Instructions to follow:
Set down all of the entries word for word, omitting the images they contain.

[Source data]
--
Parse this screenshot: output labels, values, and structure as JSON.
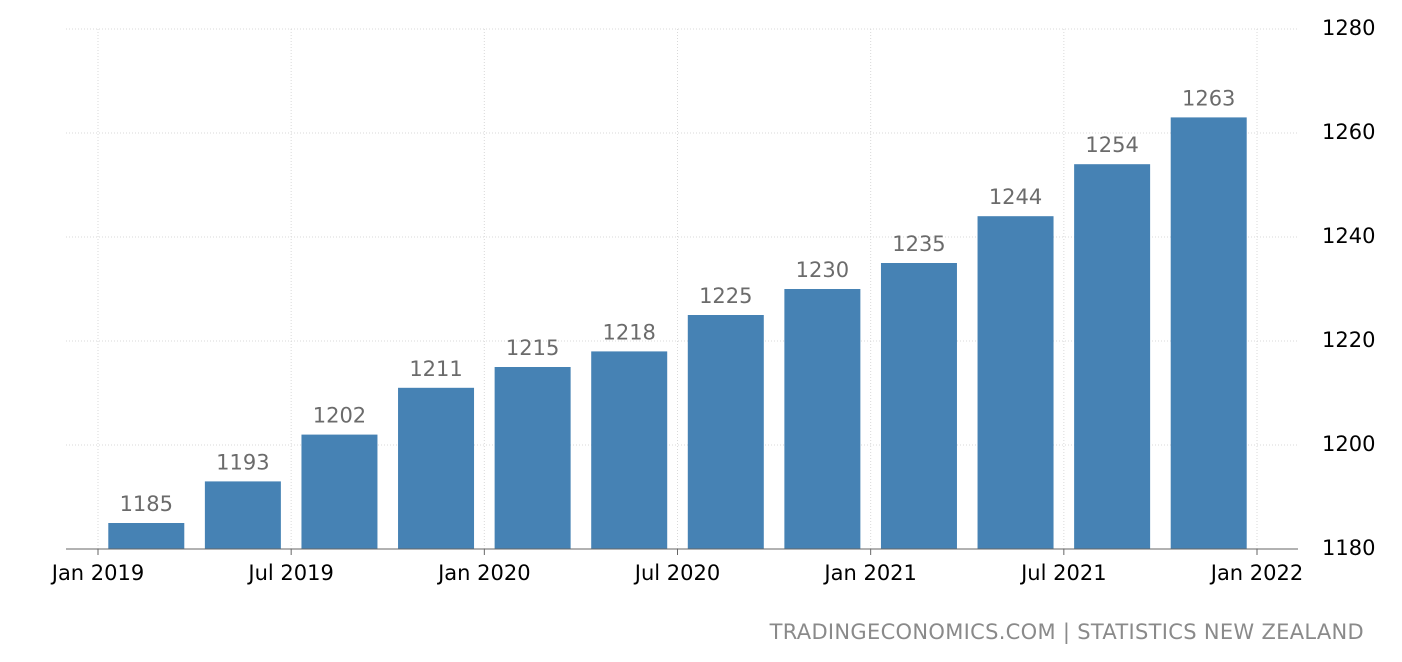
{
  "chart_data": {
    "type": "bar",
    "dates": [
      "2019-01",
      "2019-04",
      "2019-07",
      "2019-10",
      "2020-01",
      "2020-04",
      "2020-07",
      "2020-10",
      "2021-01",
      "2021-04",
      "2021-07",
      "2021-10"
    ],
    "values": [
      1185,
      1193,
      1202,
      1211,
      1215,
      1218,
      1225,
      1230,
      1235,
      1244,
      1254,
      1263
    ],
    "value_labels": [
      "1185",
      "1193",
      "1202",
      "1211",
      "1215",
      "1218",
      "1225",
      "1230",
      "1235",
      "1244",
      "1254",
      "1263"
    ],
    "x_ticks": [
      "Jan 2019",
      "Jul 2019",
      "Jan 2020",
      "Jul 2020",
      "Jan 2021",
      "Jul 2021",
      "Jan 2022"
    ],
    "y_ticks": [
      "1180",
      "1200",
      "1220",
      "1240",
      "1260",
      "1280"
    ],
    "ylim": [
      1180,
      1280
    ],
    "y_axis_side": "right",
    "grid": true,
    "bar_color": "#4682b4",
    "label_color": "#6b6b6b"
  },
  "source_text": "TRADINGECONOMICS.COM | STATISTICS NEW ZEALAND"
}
--
Final answer:
Parse this screenshot: output labels, values, and structure as JSON.
{
  "chart_data": {
    "type": "bar",
    "dates": [
      "2019-01",
      "2019-04",
      "2019-07",
      "2019-10",
      "2020-01",
      "2020-04",
      "2020-07",
      "2020-10",
      "2021-01",
      "2021-04",
      "2021-07",
      "2021-10"
    ],
    "values": [
      1185,
      1193,
      1202,
      1211,
      1215,
      1218,
      1225,
      1230,
      1235,
      1244,
      1254,
      1263
    ],
    "value_labels": [
      "1185",
      "1193",
      "1202",
      "1211",
      "1215",
      "1218",
      "1225",
      "1230",
      "1235",
      "1244",
      "1254",
      "1263"
    ],
    "x_ticks": [
      "Jan 2019",
      "Jul 2019",
      "Jan 2020",
      "Jul 2020",
      "Jan 2021",
      "Jul 2021",
      "Jan 2022"
    ],
    "y_ticks": [
      "1180",
      "1200",
      "1220",
      "1240",
      "1260",
      "1280"
    ],
    "ylim": [
      1180,
      1280
    ],
    "y_axis_side": "right",
    "grid": true,
    "bar_color": "#4682b4",
    "label_color": "#6b6b6b"
  },
  "source_text": "TRADINGECONOMICS.COM | STATISTICS NEW ZEALAND"
}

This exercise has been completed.